_Your instructions_
Work out how many lines of the records contain "this". Answer with the number and nothing else.

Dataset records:
■ ■ ■ ■ ■ ■ ■

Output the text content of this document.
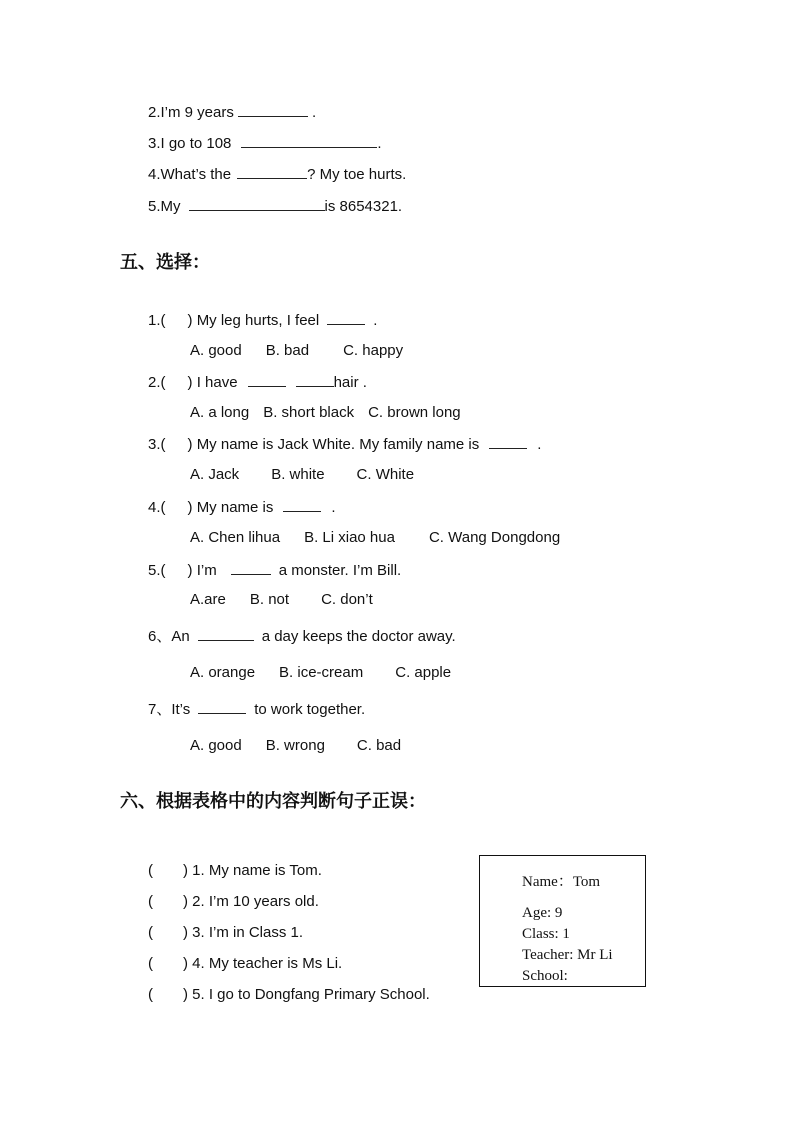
2.I’m 9 years	.
3.I go to 108	.
4.What’s the	? My toe hurts.
5.My	is 8654321.
五、选择：
1.( ) My leg hurts, I feel	.
A. good B. bad C. happy
2.( ) I have	hair .
A. a long B. short black C. brown long
3.( ) My name is Jack White. My family name is	.
A. Jack B. white C. White
4.( ) My name is	.
A. Chen lihua B. Li xiao hua C. Wang Dongdong
5.( ) I’m	a monster. I’m Bill.
A.are B. not C. don’t
6、An	a day keeps the doctor away.
A. orange B. ice-cream C. apple
7、It’s	to work together.
A. good B. wrong C. bad
六、根据表格中的内容判断句子正误：
( ) 1. My name is Tom.
( ) 2. I’m 10 years old.
( ) 3. I’m in Class 1.
( ) 4. My teacher is Ms Li.
( ) 5. I go to Dongfang Primary School.
Name：Tom
Age: 9
Class: 1
Teacher: Mr Li
School:
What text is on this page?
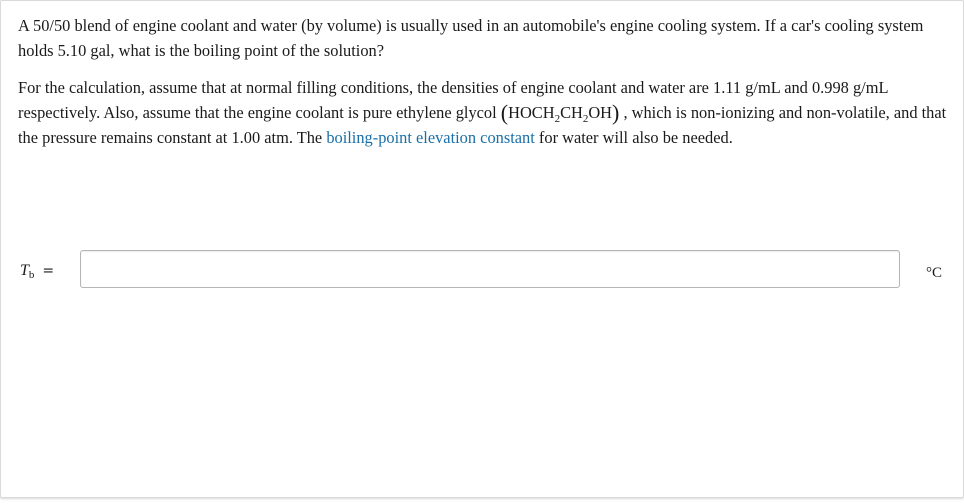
A 50/50 blend of engine coolant and water (by volume) is usually used in an automobile's engine cooling system. If a car's cooling system holds 5.10 gal, what is the boiling point of the solution?

For the calculation, assume that at normal filling conditions, the densities of engine coolant and water are 1.11 g/mL and 0.998 g/mL respectively. Also, assume that the engine coolant is pure ethylene glycol $(HOCH_2CH_2OH)$ , which is non-ionizing and non-volatile, and that the pressure remains constant at 1.00 atm. The boiling-point elevation constant for water will also be needed.

Tb =	°C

■ ■ ■ ■ ■ ■ ■

_Task output_
2